>> start SELECTION

Accounts opened in 2011 have newly cleared the 15-year threshold in 2026. If your 529 was opened between 2009 and 2011 and the beneficiary is now working, 2026 may be the right time to begin the rollover sequence.

Step-by-step execution

  1. Verify the 529's account opening date. Log in to your 529 plan portal or call the plan administrator and confirm the original account opening date. The plan statement may show the date, but the administrator's records are authoritative.
  2. Calculate your eligible rollover amount. Determine how much of the balance was contributed more than 5 years ago. Most plan administrators can provide this breakdown. The amount eligible is: total balance − (contributions made in last 5 years) − (earnings attributable to those contributions). Your maximum rollover over any number of years is $35,000 lifetime.
  3. Confirm the beneficiary has earned income. The beneficiary needs W-2 wages, 1099 self-employment income, or other earned income equal to or greater than the planned rollover amount for the year.
  4. Open a Roth IRA in the beneficiary's name if one doesn't exist. Fidelity, Vanguard, and Schwab all allow online Roth IRA account opening with no initial deposit. The Roth IRA can be at a different institution than the 529 — the transfer will still be direct trustee-to-trustee.
  5. Contact the 529 plan administrator. Request a "529-to-Roth IRA direct rollover" or "SECURE 2.0 Section 126 rollover." Provide the receiving Roth IRA account number and custodian details. Confirm they will issue the check or electronic transfer directly to the Roth IRA custodian — not to the beneficiary (which would make it an indirect rollover and potentially trigger the once-per-year IRA rollover rule).
  6. Confirm the receiving Roth IRA custodian will accept the deposit. Call or message the Roth IRA custodian and tell them to expect an incoming 529-to-Roth rollover contribution. They'll code it as a rollover contribution on Form 5498, which you'll receive the following spring.
  7. File correctly at tax time. The 529 plan will issue a Form 1099-Q showing the distribution. The Roth IRA custodian will issue a Form 5498 showing a rollover contribution. Report the Form 1099-Q information on your return and confirm Form 8606 is not required (because this is a rollover contribution, not a conversion). The IRS instructions for Form 1099-Q cover the Section 126 rollover exclusion. Keep records of the 529 account opening date and the contribution history showing the 5-year test.

7 common mistakes

  1. Starting before the 529 reaches 15 years. The IRS is unambiguous: the 15-year rule is a hard cutoff, not a "substantially similar" test. Rolling over from a 14-year-old account makes the entire distribution non-qualified — ordinary income tax plus the 10% penalty on earnings.
  2. Including contributions from the last 5 years. If any portion of the rolled amount came from contributions (or earnings on those contributions) made within 5 years of the rollover, that portion is non-qualified. Keep a record of contribution dates and amounts going back 5+ years. Some 529 plan portals provide this history automatically.

>> end SELECTION
>> start LISTED RECORDS

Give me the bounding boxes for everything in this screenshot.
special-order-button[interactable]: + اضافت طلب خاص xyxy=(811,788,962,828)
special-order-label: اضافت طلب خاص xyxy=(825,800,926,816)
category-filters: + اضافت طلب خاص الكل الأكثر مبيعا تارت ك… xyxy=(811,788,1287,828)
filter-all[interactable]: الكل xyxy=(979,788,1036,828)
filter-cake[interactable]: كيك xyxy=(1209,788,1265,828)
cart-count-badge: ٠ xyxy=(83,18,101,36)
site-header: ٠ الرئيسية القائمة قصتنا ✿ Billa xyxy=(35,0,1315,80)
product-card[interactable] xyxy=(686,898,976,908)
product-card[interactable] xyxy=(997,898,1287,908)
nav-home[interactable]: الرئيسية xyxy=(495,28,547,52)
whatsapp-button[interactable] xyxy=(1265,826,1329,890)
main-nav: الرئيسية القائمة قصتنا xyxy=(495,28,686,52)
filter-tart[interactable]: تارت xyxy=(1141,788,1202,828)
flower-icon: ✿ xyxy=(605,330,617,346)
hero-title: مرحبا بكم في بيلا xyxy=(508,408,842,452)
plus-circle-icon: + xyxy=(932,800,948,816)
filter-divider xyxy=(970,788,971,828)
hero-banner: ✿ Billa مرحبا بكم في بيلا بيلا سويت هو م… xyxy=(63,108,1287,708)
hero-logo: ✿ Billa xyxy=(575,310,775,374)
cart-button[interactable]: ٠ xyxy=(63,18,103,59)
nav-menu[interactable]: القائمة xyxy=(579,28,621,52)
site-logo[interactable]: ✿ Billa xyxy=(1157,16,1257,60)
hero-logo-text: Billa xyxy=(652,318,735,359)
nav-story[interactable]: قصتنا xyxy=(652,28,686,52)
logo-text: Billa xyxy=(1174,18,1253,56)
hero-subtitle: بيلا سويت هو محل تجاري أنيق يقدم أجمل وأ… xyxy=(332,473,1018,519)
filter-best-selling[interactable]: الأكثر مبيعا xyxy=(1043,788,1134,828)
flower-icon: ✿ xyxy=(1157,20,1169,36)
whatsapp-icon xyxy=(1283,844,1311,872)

>> end LISTED RECORDS

● SET PROBLEM A: Copy the 529-to-Roth rollover passage word for word, from "Accounts opened in" up to and including "is $35,000 lifetime.".
● SET PROBLEM B: Continue the 529-to-Roth rollover passage from its last sentence.
The records are not needed for this work.

● OUTPUT A:
Accounts opened in 2011 have newly cleared the 15-year threshold in 2026. If your 529 was opened between 2009 and 2011 and the beneficiary is now working, 2026 may be the right time to begin the rollover sequence.

Step-by-step execution

  1. Verify the 529's account opening date. Log in to your 529 plan portal or call the plan administrator and confirm the original account opening date. The plan statement may show the date, but the administrator's records are authoritative.
  2. Calculate your eligible rollover amount. Determine how much of the balance was contributed more than 5 years ago. Most plan administrators can provide this breakdown. The amount eligible is: total balance − (contributions made in last 5 years) − (earnings attributable to those contributions). Your maximum rollover over any number of years is $35,000 lifetime.

● OUTPUT B:
  3. Exceeding the annual Roth IRA contribution limit. If the beneficiary also made a direct Roth IRA contribution (or other rollover treated as a contribution) in the same year, the combined total cannot exceed $7,500 (under 50) or $8,600 (50+) for 2026. Overcontributions are subject to a 6% excise tax per year until corrected.
  4. Rolling to the wrong person's Roth IRA. A parent who owns the 529 cannot receive the rollover in their own Roth IRA. The funds must go to the beneficiary's Roth IRA. If the parent rolls to their own IRA, it's a non-qualified distribution of the 529 and an excess IRA contribution on their end — a double penalty.
  5. Taking an indirect distribution. If the 529 plan issues a check to the beneficiary personally and the beneficiary deposits it in the Roth IRA themselves, that may be treated as an indirect rollover. The once-per-year IRA rollover rule (Announcement 2014-15) could be triggered, and you lose the tax-free treatment if the deposit is made more than 60 days later. Always request a direct trustee-to-trustee transfer.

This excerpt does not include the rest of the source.